> _Short task_
All the data must come back unchanged, except that pictures are left out.
§
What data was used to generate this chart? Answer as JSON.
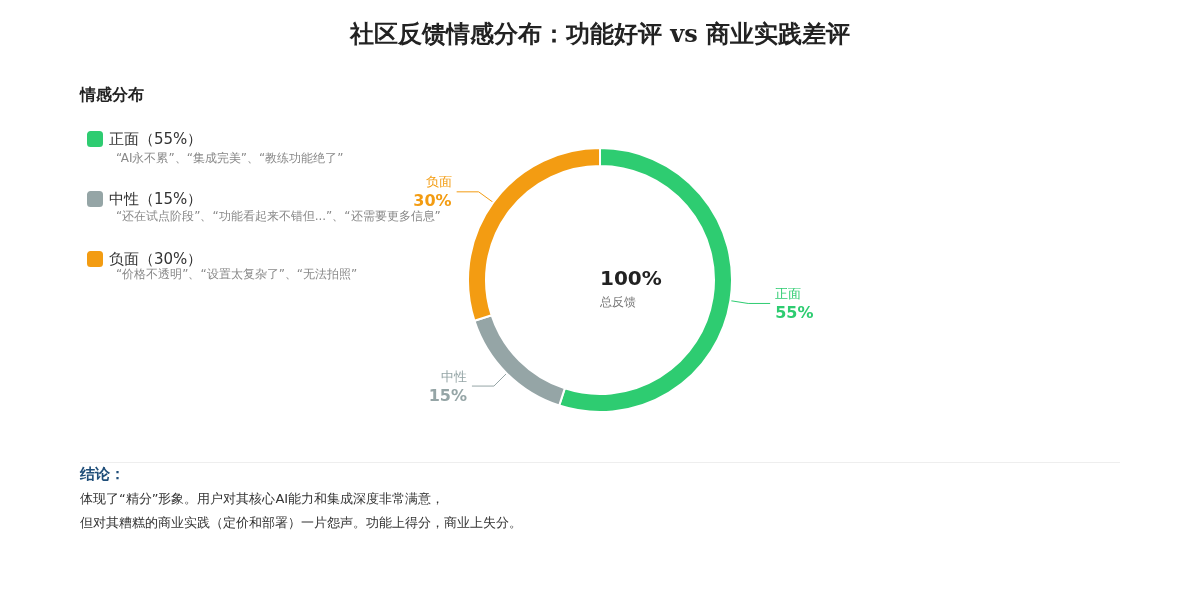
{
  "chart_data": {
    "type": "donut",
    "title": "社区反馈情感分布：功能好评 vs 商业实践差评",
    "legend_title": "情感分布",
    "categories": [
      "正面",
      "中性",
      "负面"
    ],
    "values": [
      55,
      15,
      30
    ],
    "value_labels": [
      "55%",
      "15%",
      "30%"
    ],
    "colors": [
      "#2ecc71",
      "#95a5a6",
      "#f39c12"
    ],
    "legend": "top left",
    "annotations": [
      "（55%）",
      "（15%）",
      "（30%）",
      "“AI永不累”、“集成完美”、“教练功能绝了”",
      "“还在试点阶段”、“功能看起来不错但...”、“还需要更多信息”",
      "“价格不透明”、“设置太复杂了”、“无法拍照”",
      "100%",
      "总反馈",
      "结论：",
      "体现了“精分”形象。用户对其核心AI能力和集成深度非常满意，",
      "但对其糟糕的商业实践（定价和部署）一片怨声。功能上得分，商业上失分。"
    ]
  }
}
§
> _Answer_
What data was used to generate this chart? Answer as JSON.
{
  "chart_data": {
    "type": "donut",
    "title": "社区反馈情感分布：功能好评 vs 商业实践差评",
    "legend_title": "情感分布",
    "categories": [
      "正面",
      "中性",
      "负面"
    ],
    "values": [
      55,
      15,
      30
    ],
    "value_labels": [
      "55%",
      "15%",
      "30%"
    ],
    "colors": [
      "#2ecc71",
      "#95a5a6",
      "#f39c12"
    ],
    "legend": "top left",
    "annotations": [
      "（55%）",
      "（15%）",
      "（30%）",
      "“AI永不累”、“集成完美”、“教练功能绝了”",
      "“还在试点阶段”、“功能看起来不错但...”、“还需要更多信息”",
      "“价格不透明”、“设置太复杂了”、“无法拍照”",
      "100%",
      "总反馈",
      "结论：",
      "体现了“精分”形象。用户对其核心AI能力和集成深度非常满意，",
      "但对其糟糕的商业实践（定价和部署）一片怨声。功能上得分，商业上失分。"
    ]
  }
}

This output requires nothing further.